FRAGMENT STRONY
§ §

30. rocznica ludobójstwa w Rwandzie. Macron powtarza słowa o odpowiedzialności Francji [wideo]

2024-04-07, 19:40  PAP/AFP
Szczątki zamordowanych w Rwandzie/fot. aken during the official visit of US Rep. Frank Wolf - http://www.house.gov/wolf/issues/hr/sudan/caphotos.html, domena publiczna

Szczątki zamordowanych w Rwandzie/fot. aken during the official visit of US Rep. Frank Wolf - http://www.house.gov/wolf/issues/hr/sudan/caphotos.html, domena publiczna

W 30. rocznicę masakry w Rwandzie prezydent Emmanuel Macron powtórzył w niedzielę w nagraniu wideo słowa swego oświadczenia z 2021 roku, o tym że Francja ponosi „poważną odpowiedzialność” za ludobójstwo Tutsi, tak jak ustaliła to powołana przez niego komisja historyczna.

W marcu 2021 roku opublikowano raport tej komisji, z którego wynika, że Francja ponosi „poważną i przytłaczającą odpowiedzialność” za ludobójstwo Tutsi w Rwandzie w 1994 roku i była „ślepa” na przygotowania do masakry.

§ §

DOSTĘPNE WPISY
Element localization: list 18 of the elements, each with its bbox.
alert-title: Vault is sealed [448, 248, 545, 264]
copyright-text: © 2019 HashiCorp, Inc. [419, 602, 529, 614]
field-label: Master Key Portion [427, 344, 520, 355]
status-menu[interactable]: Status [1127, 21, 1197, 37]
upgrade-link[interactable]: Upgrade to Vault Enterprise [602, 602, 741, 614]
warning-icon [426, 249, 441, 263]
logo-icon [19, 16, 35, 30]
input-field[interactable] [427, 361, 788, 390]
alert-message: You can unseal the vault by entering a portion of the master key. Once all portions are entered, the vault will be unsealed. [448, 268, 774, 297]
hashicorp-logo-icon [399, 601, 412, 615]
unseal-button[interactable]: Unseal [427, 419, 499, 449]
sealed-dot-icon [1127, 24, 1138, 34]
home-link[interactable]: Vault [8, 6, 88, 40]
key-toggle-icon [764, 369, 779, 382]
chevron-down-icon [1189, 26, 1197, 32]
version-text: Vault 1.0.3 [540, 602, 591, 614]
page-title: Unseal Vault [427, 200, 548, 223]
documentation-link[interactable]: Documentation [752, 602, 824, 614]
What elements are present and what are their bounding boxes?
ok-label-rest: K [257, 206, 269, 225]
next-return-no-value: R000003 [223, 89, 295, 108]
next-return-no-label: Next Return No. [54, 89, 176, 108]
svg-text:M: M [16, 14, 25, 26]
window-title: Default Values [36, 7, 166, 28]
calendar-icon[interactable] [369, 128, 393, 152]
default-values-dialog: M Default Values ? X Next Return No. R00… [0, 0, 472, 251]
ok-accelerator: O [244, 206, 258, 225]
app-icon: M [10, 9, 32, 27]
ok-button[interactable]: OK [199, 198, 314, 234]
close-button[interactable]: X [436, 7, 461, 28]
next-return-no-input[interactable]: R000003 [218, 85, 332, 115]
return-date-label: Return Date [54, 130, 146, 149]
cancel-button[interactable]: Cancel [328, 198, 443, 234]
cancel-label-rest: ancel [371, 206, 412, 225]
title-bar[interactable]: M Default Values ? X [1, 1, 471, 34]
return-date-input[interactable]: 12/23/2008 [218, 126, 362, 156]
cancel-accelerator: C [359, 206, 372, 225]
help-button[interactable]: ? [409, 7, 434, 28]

§ §

POLECENIA
[1] Przedstaw w punktach akapit artykułu o rocznicy ludobójstwa w Rwandzie, który zaczyna się od słów „W marcu 2021 roku”. Zachowaj jego najważniejsze fakty.
[2] Zapisz jako listę JSON z napisami wpisy od samego ich początku aż do wiersza z „close-button[interactable]: X [436, 7, 461, 28]” włącznie. Każdy wiersz ma być osobnym napisem, a puste wiersze pomiń.

ODPOWIEDZI DO ĆWICZENIA
[1]
- W marcu 2021 roku opublikowano raport komisji historycznej.
- Według raportu Francja ponosi „poważną i przytłaczającą odpowiedzialność” za ludobójstwo Tutsi w Rwandzie w 1994 roku.
- Raport stwierdza też, że Francja była „ślepa” na przygotowania do masakry.

[2]
[
  "Element localization: list 18 of the elements, each with its bbox.",
  "alert-title: Vault is sealed [448, 248, 545, 264]",
  "copyright-text: © 2019 HashiCorp, Inc. [419, 602, 529, 614]",
  "field-label: Master Key Portion [427, 344, 520, 355]",
  "status-menu[interactable]: Status [1127, 21, 1197, 37]",
  "upgrade-link[interactable]: Upgrade to Vault Enterprise [602, 602, 741, 614]",
  "warning-icon [426, 249, 441, 263]",
  "logo-icon [19, 16, 35, 30]",
  "input-field[interactable] [427, 361, 788, 390]",
  "alert-message: You can unseal the vault by entering a portion of the master key. Once all portions are entered, the vault will be unsealed. [448, 268, 774, 297]",
  "hashicorp-logo-icon [399, 601, 412, 615]",
  "unseal-button[interactable]: Unseal [427, 419, 499, 449]",
  "sealed-dot-icon [1127, 24, 1138, 34]",
  "home-link[interactable]: Vault [8, 6, 88, 40]",
  "key-toggle-icon [764, 369, 779, 382]",
  "chevron-down-icon [1189, 26, 1197, 32]",
  "version-text: Vault 1.0.3 [540, 602, 591, 614]",
  "page-title: Unseal Vault [427, 200, 548, 223]",
  "documentation-link[interactable]: Documentation [752, 602, 824, 614]",
  "What elements are present and what are their bounding boxes?",
  "ok-label-rest: K [257, 206, 269, 225]",
  "next-return-no-value: R000003 [223, 89, 295, 108]",
  "next-return-no-label: Next Return No. [54, 89, 176, 108]",
  "svg-text:M: M [16, 14, 25, 26]",
  "window-title: Default Values [36, 7, 166, 28]",
  "calendar-icon[interactable] [369, 128, 393, 152]",
  "default-values-dialog: M Default Values ? X Next Return No. R00… [0, 0, 472, 251]",
  "ok-accelerator: O [244, 206, 258, 225]",
  "app-icon: M [10, 9, 32, 27]",
  "ok-button[interactable]: OK [199, 198, 314, 234]",
  "close-button[interactable]: X [436, 7, 461, 28]"
]